▶ _WORK REQUIRED_: Reproduce the items from the first line through the line holding "data-label: -7%: [502, 288, 521, 300]", inclusive. Swap every "bar-segment" for "bar-block" and leave everything else unchanged.
--
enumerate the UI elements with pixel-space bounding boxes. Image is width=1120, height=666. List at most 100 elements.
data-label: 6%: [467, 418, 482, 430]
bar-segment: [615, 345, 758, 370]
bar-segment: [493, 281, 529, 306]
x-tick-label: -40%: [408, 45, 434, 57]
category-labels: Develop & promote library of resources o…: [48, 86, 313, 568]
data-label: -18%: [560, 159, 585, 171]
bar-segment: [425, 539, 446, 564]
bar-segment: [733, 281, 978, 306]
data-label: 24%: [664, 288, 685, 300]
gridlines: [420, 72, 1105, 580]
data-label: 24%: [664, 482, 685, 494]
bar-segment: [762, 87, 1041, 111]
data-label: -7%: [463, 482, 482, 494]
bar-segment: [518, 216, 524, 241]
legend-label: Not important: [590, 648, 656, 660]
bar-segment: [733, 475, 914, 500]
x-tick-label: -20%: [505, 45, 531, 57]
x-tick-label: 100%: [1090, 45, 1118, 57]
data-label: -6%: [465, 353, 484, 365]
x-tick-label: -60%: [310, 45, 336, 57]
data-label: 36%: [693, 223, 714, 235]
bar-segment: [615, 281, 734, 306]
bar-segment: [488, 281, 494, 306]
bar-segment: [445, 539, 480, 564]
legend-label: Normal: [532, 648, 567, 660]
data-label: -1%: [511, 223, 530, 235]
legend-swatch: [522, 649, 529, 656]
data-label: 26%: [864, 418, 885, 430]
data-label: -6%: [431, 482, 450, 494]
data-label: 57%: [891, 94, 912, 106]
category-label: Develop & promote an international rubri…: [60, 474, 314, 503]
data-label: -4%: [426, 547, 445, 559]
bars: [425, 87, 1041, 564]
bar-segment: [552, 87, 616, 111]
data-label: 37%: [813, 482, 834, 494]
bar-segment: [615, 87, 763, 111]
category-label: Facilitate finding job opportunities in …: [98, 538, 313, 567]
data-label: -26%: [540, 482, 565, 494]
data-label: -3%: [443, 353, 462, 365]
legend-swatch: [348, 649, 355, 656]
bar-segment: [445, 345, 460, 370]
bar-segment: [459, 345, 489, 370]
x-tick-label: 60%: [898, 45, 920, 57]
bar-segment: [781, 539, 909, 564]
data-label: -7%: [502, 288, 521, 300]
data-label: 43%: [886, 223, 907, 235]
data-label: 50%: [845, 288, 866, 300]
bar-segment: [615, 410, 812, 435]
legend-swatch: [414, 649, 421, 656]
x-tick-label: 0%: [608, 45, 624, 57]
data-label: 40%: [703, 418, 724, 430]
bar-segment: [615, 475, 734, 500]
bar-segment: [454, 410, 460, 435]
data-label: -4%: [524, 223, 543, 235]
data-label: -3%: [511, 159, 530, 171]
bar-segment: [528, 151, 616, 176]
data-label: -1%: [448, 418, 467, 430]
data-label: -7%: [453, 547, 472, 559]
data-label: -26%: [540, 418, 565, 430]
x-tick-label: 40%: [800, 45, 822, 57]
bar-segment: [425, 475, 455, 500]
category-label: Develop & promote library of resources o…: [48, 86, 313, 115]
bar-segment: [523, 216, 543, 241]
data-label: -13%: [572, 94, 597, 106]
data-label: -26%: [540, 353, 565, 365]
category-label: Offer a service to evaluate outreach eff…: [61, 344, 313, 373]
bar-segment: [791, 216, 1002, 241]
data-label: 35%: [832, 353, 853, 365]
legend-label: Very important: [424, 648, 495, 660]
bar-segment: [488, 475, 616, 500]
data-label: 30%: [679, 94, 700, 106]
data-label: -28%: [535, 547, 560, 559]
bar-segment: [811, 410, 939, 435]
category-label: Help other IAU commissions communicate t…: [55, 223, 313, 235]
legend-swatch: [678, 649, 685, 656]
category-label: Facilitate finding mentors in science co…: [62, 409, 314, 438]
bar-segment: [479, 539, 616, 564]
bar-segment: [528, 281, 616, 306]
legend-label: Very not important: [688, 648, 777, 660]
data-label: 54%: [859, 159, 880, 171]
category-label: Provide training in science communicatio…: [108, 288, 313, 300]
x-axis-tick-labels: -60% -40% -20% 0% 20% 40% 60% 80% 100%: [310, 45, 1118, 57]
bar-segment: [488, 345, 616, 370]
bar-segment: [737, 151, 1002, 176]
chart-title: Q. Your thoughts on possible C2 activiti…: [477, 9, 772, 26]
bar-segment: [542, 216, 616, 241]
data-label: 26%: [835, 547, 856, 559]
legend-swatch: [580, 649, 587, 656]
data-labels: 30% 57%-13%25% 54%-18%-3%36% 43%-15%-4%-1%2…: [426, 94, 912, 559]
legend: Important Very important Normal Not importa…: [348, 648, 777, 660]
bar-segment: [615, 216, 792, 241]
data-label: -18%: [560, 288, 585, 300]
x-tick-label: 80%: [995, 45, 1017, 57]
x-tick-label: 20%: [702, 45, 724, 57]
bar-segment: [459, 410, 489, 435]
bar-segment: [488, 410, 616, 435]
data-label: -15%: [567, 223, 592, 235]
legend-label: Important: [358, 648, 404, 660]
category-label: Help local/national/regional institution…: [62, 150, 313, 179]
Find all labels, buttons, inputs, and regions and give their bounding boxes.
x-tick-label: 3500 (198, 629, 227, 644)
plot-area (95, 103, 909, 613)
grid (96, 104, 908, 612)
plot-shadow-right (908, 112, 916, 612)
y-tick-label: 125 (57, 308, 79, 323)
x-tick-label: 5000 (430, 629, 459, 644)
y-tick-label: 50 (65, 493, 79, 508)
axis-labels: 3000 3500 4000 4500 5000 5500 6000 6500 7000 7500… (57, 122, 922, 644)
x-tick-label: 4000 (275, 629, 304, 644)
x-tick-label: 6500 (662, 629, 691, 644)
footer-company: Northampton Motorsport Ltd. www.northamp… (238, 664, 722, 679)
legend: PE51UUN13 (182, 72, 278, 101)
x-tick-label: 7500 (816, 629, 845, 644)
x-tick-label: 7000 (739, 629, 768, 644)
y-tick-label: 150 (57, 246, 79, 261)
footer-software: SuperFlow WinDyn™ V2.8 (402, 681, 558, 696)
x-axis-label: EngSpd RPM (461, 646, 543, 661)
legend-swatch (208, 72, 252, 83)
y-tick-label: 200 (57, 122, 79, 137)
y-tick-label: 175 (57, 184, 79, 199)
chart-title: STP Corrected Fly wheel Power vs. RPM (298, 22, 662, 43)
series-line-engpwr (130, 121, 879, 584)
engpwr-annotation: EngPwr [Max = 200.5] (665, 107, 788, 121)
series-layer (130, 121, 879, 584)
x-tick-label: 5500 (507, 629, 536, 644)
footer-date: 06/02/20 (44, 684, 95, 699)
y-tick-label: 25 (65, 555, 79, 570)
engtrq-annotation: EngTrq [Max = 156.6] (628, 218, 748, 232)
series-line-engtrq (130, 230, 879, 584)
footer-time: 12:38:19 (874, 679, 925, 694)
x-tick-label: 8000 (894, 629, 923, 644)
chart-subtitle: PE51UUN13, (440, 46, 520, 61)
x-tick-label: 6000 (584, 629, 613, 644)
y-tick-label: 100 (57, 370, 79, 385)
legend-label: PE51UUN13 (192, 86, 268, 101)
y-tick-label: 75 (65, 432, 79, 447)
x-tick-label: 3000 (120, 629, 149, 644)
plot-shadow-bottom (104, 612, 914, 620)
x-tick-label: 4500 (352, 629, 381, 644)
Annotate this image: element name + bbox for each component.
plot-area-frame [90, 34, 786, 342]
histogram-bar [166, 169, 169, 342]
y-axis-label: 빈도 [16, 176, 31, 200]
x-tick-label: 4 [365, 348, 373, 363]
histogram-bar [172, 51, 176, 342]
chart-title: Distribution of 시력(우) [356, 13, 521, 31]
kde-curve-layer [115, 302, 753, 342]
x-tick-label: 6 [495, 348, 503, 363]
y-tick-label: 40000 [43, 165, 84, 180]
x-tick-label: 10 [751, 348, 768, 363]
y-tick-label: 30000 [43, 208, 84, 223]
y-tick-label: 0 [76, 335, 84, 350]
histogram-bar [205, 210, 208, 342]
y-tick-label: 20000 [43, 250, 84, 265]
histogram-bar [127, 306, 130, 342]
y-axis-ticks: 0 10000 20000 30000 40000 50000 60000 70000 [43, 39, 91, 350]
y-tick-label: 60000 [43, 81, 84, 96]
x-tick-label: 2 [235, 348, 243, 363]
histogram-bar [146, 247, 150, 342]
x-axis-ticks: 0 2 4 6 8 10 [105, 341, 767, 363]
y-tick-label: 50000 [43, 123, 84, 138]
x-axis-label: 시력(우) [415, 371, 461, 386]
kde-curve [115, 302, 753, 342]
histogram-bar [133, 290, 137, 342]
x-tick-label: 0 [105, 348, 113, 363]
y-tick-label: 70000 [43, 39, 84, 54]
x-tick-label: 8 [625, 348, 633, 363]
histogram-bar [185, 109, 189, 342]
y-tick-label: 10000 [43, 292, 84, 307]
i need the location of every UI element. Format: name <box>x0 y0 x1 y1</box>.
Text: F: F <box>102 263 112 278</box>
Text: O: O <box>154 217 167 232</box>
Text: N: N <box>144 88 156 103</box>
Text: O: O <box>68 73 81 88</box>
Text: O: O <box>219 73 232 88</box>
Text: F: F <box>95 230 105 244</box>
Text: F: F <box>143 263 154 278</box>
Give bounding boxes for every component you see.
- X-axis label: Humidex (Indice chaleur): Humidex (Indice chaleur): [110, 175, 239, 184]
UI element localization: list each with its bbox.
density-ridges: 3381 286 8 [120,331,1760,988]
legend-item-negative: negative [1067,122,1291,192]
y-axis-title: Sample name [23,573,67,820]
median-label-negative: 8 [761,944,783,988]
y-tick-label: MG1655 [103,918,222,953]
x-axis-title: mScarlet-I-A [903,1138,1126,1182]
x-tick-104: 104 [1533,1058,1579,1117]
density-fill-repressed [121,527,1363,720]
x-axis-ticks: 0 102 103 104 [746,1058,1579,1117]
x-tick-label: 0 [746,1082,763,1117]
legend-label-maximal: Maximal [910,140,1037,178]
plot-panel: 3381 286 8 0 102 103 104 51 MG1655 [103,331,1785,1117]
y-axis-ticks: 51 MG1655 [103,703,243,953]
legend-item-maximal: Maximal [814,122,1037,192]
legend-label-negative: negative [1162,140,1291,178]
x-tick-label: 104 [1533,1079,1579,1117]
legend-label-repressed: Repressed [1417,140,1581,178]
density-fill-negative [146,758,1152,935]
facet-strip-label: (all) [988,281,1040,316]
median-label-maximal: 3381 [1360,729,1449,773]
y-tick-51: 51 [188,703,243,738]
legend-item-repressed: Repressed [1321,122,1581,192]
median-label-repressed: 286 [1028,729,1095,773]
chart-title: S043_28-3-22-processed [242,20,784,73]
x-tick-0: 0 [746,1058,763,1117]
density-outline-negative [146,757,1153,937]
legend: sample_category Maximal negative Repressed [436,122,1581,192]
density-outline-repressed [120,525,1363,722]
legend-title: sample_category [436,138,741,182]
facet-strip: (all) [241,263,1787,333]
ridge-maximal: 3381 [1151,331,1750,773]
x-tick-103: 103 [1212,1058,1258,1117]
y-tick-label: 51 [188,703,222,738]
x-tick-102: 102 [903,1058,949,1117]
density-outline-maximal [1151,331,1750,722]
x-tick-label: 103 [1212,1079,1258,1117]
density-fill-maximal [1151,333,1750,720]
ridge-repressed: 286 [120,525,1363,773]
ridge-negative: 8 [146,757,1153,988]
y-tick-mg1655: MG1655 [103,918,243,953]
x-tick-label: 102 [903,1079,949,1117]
--
▶ _COMPLETE RESPONSE_:
enumerate the UI elements with pixel-space bounding boxes. Image is width=1120, height=666. List at most 100 elements.
data-label: 6%: [467, 418, 482, 430]
bar-block: [615, 345, 758, 370]
bar-block: [493, 281, 529, 306]
x-tick-label: -40%: [408, 45, 434, 57]
category-labels: Develop & promote library of resources o…: [48, 86, 313, 568]
data-label: -18%: [560, 159, 585, 171]
bar-block: [425, 539, 446, 564]
bar-block: [733, 281, 978, 306]
data-label: 24%: [664, 288, 685, 300]
gridlines: [420, 72, 1105, 580]
data-label: 24%: [664, 482, 685, 494]
bar-block: [762, 87, 1041, 111]
data-label: -7%: [463, 482, 482, 494]
bar-block: [518, 216, 524, 241]
legend-label: Not important: [590, 648, 656, 660]
bar-block: [733, 475, 914, 500]
x-tick-label: -20%: [505, 45, 531, 57]
x-tick-label: 100%: [1090, 45, 1118, 57]
data-label: -6%: [465, 353, 484, 365]
x-tick-label: -60%: [310, 45, 336, 57]
data-label: 36%: [693, 223, 714, 235]
bar-block: [615, 281, 734, 306]
bar-block: [488, 281, 494, 306]
bar-block: [445, 539, 480, 564]
legend-label: Normal: [532, 648, 567, 660]
data-label: -1%: [511, 223, 530, 235]
legend-swatch: [522, 649, 529, 656]
data-label: 26%: [864, 418, 885, 430]
data-label: -6%: [431, 482, 450, 494]
data-label: 57%: [891, 94, 912, 106]
category-label: Develop & promote an international rubri…: [60, 474, 314, 503]
data-label: -4%: [426, 547, 445, 559]
bars: [425, 87, 1041, 564]
bar-block: [552, 87, 616, 111]
data-label: 37%: [813, 482, 834, 494]
bar-block: [615, 87, 763, 111]
category-label: Facilitate finding job opportunities in …: [98, 538, 313, 567]
data-label: -26%: [540, 482, 565, 494]
data-label: -3%: [443, 353, 462, 365]
legend-swatch: [348, 649, 355, 656]
bar-block: [445, 345, 460, 370]
bar-block: [459, 345, 489, 370]
x-tick-label: 60%: [898, 45, 920, 57]
bar-block: [781, 539, 909, 564]
data-label: -7%: [502, 288, 521, 300]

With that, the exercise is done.